#### [DIRECTIVE]
From the line with "Parse this chart and return its data as JSON." down to the final line of the material below, quote every line exactly and leave out all lines before it.

Saved data entries:
▬▬▬▬▬▬

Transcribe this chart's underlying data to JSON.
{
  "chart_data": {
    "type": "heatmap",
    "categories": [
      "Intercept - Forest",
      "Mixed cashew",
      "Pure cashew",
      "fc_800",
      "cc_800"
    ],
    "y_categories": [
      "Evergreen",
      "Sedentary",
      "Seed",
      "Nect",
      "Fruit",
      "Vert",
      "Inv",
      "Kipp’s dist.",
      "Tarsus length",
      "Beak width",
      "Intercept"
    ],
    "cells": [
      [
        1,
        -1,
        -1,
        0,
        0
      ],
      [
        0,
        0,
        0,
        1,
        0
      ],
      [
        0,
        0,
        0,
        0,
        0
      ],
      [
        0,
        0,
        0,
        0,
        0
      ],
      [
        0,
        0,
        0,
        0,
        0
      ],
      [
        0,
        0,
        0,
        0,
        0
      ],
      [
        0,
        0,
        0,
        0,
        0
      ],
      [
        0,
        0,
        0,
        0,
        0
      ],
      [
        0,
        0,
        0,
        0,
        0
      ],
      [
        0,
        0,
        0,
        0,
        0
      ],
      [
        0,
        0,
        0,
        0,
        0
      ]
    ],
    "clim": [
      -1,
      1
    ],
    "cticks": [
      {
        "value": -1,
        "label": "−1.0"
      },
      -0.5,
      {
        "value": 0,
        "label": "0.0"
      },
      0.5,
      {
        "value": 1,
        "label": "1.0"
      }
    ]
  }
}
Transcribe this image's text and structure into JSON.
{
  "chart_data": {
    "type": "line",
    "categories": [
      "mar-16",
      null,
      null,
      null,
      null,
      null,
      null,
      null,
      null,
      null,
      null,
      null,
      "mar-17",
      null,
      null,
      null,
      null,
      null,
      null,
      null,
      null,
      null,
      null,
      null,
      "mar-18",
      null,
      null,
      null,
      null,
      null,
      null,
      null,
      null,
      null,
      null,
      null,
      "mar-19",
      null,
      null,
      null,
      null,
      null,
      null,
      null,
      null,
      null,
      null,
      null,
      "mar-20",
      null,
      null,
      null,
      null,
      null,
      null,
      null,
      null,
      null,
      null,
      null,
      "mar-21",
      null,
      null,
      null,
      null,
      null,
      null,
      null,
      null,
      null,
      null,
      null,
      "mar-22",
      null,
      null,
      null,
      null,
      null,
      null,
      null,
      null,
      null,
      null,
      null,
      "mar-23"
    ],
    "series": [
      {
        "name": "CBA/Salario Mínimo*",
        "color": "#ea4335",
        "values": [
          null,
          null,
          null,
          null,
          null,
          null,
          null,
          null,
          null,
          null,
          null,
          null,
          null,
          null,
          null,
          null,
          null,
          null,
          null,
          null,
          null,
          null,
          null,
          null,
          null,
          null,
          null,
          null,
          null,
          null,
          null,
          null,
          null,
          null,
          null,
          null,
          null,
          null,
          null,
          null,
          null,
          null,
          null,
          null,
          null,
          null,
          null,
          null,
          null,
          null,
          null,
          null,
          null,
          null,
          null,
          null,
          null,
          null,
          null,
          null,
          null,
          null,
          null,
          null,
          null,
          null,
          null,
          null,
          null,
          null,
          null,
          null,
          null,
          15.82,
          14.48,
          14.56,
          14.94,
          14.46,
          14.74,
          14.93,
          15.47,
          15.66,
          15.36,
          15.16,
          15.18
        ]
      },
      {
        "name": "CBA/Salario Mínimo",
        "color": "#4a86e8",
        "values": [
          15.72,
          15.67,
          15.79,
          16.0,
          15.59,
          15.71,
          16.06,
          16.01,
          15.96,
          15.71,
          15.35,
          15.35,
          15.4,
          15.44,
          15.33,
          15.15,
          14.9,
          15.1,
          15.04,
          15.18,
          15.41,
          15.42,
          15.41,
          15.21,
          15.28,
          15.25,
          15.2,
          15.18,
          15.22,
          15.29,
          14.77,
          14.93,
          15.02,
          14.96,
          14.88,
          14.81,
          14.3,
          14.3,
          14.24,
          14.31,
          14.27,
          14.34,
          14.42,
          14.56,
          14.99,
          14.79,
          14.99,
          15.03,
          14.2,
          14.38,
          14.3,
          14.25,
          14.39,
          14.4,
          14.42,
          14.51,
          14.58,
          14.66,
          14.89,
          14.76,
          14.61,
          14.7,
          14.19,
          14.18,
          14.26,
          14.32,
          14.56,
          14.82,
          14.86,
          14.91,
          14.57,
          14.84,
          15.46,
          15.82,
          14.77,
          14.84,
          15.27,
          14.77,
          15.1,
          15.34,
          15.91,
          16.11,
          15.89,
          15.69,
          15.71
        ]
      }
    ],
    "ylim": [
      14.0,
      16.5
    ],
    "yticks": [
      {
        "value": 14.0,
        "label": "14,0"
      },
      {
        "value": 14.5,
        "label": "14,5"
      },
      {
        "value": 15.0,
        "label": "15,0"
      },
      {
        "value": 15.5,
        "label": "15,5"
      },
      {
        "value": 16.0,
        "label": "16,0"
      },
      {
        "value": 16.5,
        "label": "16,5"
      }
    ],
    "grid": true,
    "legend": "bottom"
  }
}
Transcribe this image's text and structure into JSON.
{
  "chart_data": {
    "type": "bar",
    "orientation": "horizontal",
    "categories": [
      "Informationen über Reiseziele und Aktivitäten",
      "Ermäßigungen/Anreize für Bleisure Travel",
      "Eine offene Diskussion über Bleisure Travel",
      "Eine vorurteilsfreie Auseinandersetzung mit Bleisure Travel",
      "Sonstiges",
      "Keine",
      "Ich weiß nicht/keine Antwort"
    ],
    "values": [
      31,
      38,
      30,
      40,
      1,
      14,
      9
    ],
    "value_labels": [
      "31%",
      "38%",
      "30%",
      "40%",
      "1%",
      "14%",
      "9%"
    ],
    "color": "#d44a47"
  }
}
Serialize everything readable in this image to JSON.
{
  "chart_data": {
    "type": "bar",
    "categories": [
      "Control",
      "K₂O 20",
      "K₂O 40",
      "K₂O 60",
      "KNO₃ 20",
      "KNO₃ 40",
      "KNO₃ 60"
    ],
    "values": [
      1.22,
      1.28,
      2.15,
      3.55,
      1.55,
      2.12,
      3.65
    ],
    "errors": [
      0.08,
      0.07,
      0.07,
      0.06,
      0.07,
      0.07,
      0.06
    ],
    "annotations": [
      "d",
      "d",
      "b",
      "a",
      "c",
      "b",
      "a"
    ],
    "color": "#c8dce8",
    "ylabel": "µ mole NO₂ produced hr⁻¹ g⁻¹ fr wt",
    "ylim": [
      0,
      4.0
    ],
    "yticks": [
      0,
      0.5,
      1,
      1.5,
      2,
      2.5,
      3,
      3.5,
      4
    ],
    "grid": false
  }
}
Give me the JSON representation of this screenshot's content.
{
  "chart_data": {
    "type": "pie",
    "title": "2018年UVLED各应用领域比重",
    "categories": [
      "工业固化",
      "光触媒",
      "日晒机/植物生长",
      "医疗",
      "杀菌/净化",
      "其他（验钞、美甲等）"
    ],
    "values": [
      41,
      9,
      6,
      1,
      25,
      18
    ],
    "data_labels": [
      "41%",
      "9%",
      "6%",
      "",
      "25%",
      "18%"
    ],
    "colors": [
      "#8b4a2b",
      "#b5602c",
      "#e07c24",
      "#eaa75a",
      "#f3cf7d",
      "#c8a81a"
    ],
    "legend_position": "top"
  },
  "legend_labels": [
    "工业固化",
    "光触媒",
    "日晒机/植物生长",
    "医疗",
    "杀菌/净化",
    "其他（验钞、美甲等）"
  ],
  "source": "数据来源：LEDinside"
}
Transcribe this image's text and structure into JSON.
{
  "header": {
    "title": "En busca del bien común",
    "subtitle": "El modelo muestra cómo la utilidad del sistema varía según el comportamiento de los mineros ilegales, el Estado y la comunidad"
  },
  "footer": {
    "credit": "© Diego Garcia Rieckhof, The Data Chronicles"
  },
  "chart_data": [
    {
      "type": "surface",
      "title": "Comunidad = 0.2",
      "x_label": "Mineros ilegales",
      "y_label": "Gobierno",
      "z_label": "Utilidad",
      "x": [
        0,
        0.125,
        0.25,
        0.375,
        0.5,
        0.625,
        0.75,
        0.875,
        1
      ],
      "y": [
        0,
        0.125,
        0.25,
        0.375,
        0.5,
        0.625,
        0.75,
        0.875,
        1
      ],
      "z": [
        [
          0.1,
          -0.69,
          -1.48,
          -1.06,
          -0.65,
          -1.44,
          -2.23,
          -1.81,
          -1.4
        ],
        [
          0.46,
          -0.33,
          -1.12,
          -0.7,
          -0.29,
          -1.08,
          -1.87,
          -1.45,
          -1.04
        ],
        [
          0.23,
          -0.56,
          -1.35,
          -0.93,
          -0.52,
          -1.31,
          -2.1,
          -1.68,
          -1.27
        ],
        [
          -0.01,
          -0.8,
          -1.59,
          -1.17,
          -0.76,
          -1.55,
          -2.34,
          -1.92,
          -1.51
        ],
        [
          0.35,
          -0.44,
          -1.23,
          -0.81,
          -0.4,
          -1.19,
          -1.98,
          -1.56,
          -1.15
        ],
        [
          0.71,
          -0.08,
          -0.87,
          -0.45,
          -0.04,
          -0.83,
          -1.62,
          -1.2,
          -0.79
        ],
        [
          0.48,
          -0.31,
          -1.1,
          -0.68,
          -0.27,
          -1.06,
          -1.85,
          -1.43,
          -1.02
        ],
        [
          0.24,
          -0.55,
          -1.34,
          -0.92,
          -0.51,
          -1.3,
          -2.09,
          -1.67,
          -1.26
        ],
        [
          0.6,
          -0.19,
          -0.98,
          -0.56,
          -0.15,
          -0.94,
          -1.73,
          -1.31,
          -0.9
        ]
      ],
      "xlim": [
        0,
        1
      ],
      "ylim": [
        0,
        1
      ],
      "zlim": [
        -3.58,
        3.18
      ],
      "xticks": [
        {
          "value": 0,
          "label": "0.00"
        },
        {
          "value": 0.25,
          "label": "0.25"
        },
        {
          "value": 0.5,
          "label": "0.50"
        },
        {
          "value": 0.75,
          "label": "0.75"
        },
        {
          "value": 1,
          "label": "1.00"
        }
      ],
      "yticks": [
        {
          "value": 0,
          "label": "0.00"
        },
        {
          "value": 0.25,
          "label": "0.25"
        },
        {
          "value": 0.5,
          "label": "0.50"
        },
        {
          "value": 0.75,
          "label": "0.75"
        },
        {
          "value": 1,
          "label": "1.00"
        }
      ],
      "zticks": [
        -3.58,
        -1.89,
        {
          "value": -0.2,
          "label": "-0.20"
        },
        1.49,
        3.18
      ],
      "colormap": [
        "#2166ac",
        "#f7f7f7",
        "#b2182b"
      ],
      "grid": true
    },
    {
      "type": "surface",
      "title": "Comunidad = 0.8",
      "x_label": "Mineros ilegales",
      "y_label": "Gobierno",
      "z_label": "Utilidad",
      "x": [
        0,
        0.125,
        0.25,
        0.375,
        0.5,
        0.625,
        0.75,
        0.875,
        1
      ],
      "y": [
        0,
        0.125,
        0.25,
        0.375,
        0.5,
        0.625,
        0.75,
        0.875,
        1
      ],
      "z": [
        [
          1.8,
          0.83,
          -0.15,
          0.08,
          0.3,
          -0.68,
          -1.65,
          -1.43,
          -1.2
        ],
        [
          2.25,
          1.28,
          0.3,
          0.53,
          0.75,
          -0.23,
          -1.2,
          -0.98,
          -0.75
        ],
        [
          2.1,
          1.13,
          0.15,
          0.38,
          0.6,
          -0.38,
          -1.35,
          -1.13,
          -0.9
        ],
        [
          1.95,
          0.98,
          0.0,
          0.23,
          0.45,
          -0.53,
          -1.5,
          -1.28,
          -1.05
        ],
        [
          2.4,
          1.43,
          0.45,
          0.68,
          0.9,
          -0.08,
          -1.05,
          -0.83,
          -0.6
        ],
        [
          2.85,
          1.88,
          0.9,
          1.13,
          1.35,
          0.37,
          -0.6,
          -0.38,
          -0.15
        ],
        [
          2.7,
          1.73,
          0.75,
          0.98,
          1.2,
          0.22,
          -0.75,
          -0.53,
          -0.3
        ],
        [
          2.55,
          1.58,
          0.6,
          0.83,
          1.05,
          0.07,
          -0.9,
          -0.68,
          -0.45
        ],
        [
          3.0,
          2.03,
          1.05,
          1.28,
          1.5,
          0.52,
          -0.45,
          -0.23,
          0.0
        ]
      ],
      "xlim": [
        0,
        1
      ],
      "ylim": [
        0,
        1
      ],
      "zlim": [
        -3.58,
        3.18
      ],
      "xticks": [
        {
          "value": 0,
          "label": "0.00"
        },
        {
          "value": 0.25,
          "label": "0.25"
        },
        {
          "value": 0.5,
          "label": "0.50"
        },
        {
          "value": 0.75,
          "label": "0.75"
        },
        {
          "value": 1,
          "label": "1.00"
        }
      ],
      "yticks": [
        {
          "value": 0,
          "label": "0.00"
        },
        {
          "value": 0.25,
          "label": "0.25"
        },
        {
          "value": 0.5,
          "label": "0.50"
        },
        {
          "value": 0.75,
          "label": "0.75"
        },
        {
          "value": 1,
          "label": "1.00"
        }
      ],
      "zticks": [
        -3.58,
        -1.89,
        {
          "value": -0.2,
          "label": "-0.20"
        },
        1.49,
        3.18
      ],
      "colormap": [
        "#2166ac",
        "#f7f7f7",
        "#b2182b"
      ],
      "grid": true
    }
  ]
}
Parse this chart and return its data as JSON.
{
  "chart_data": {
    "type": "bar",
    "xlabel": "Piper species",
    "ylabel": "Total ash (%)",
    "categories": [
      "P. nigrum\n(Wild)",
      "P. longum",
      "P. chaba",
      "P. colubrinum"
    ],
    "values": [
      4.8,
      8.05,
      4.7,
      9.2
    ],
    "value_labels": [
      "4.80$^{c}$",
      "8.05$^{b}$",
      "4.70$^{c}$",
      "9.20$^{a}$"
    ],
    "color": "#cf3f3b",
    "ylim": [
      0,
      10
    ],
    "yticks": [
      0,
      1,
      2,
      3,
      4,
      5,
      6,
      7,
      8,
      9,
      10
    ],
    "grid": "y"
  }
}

▬▬▬▬▬▬

#### [SOLVED EXERCISE]
Parse this chart and return its data as JSON.
{
  "chart_data": {
    "type": "bar",
    "xlabel": "Piper species",
    "ylabel": "Total ash (%)",
    "categories": [
      "P. nigrum\n(Wild)",
      "P. longum",
      "P. chaba",
      "P. colubrinum"
    ],
    "values": [
      4.8,
      8.05,
      4.7,
      9.2
    ],
    "value_labels": [
      "4.80$^{c}$",
      "8.05$^{b}$",
      "4.70$^{c}$",
      "9.20$^{a}$"
    ],
    "color": "#cf3f3b",
    "ylim": [
      0,
      10
    ],
    "yticks": [
      0,
      1,
      2,
      3,
      4,
      5,
      6,
      7,
      8,
      9,
      10
    ],
    "grid": "y"
  }
}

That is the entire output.